[Short task] Look through the listing below and give the number of lines that hold "your". Say nothing more.

[Dataset entries]
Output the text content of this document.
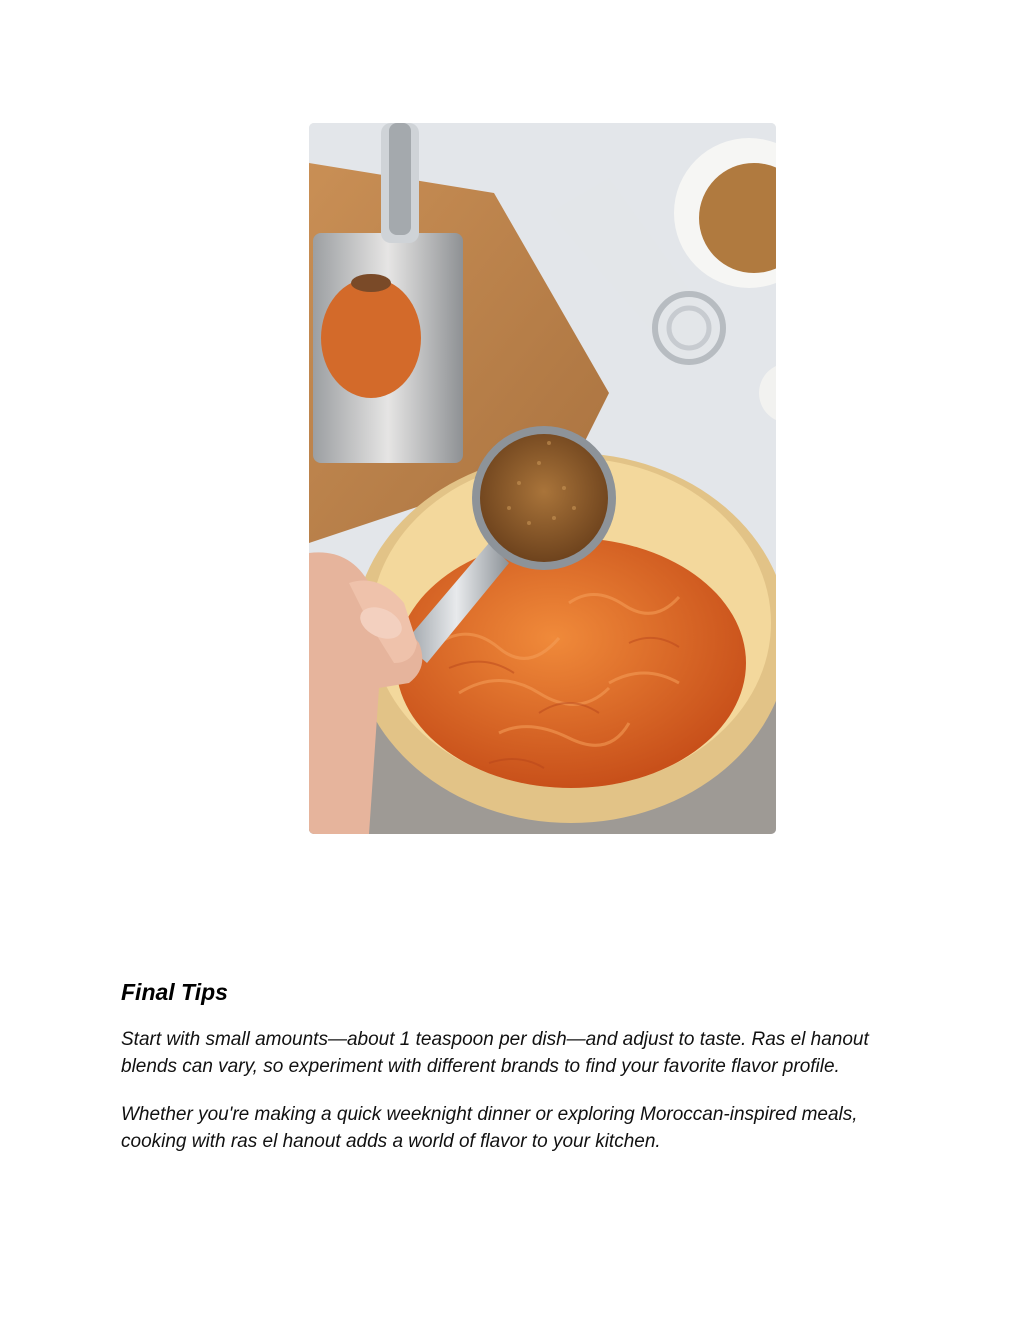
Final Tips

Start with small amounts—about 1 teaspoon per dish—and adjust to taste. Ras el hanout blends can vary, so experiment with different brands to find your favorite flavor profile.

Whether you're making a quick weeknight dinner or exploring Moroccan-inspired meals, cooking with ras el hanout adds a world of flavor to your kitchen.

...

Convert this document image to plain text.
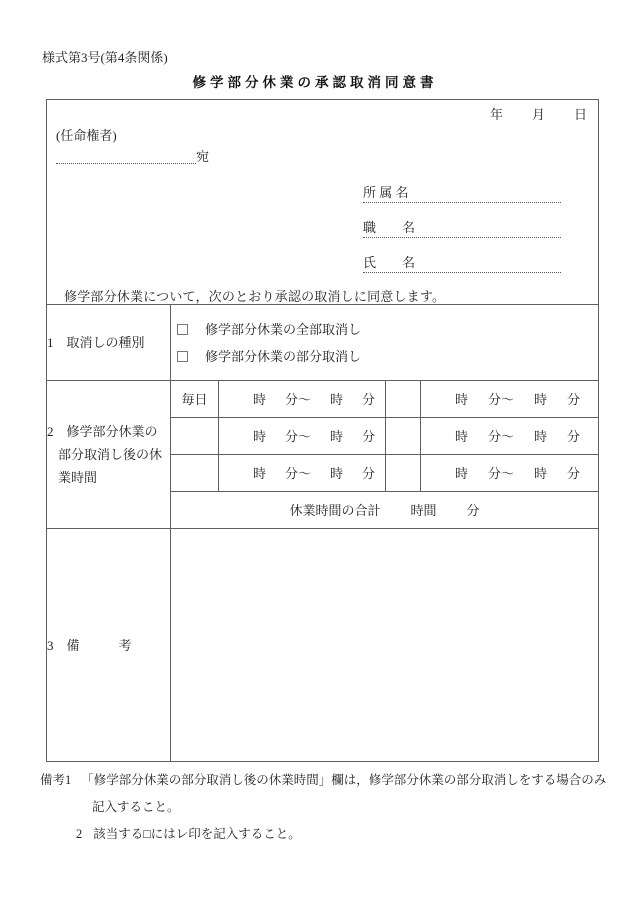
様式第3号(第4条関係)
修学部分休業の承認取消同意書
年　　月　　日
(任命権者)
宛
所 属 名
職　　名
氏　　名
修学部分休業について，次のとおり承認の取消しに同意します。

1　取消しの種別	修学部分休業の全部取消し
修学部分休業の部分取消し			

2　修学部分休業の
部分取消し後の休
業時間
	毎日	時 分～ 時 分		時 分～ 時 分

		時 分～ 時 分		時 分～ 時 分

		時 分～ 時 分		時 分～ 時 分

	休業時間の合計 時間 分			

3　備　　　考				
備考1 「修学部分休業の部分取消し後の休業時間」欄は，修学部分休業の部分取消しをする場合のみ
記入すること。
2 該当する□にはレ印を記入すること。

[Response below] 2